▸ **Stored items**:
>> Begin

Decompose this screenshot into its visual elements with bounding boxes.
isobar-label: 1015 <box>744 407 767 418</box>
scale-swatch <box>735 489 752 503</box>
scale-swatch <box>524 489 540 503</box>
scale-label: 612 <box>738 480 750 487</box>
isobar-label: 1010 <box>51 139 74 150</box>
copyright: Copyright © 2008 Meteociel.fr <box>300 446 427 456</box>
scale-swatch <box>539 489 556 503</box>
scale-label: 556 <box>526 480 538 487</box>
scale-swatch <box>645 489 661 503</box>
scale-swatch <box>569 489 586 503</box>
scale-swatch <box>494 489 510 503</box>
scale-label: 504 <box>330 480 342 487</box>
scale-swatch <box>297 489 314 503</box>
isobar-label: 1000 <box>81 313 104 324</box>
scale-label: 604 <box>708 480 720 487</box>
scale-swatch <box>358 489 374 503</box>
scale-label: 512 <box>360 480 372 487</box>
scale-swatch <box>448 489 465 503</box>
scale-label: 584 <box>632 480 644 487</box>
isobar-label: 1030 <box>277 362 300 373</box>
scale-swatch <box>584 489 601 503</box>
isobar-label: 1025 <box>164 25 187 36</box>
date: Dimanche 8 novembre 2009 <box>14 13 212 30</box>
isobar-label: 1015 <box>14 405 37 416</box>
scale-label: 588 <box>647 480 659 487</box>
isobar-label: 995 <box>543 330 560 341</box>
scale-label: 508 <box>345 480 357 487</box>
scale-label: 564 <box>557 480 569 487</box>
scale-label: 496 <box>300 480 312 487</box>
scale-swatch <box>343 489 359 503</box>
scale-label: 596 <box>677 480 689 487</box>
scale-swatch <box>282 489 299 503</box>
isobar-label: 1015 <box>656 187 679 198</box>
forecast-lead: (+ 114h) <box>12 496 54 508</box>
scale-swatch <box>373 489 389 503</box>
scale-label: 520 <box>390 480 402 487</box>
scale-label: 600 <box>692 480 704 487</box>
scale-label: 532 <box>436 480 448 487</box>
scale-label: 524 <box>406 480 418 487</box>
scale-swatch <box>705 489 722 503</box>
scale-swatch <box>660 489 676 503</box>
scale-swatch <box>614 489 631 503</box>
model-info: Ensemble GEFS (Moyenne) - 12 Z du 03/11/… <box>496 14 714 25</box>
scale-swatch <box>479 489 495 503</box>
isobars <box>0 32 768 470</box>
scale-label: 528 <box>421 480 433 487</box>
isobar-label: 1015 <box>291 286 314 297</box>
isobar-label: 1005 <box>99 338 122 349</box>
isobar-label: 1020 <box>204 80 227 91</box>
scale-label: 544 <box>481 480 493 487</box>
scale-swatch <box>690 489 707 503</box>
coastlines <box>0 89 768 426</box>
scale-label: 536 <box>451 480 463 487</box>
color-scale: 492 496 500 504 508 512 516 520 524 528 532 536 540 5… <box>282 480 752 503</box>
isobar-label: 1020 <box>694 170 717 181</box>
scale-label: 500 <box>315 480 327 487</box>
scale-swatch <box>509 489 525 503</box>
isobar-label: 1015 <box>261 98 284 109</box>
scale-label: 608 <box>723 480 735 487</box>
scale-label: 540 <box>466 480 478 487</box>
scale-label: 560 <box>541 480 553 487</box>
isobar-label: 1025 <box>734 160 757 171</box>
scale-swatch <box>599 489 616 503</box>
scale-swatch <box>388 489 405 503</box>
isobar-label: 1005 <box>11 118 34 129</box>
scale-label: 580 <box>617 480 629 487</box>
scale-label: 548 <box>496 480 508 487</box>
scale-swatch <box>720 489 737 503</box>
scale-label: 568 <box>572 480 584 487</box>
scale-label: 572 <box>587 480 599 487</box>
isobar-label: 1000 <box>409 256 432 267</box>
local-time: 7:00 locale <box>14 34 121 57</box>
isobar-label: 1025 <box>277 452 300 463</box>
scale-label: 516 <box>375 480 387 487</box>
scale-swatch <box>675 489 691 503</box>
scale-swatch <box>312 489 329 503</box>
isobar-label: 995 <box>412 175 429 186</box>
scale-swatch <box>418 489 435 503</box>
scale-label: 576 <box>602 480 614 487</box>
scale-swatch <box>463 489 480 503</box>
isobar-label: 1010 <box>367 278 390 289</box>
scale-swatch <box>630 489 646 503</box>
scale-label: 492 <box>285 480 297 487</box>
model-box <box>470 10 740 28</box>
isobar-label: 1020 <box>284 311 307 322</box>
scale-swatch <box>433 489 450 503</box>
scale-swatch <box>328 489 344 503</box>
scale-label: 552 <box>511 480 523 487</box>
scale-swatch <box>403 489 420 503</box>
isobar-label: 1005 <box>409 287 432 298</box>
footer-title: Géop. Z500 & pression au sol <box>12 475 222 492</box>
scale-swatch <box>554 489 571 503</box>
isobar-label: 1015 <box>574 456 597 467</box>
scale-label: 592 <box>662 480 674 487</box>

>> End

▸ **Work instructions**: Please extract each line from the entries above that contains the string "model". Case matters.

▸ **Expected answer**:
model-info: Ensemble GEFS (Moyenne) - 12 Z du 03/11/… <box>496 14 714 25</box>
model-box <box>470 10 740 28</box>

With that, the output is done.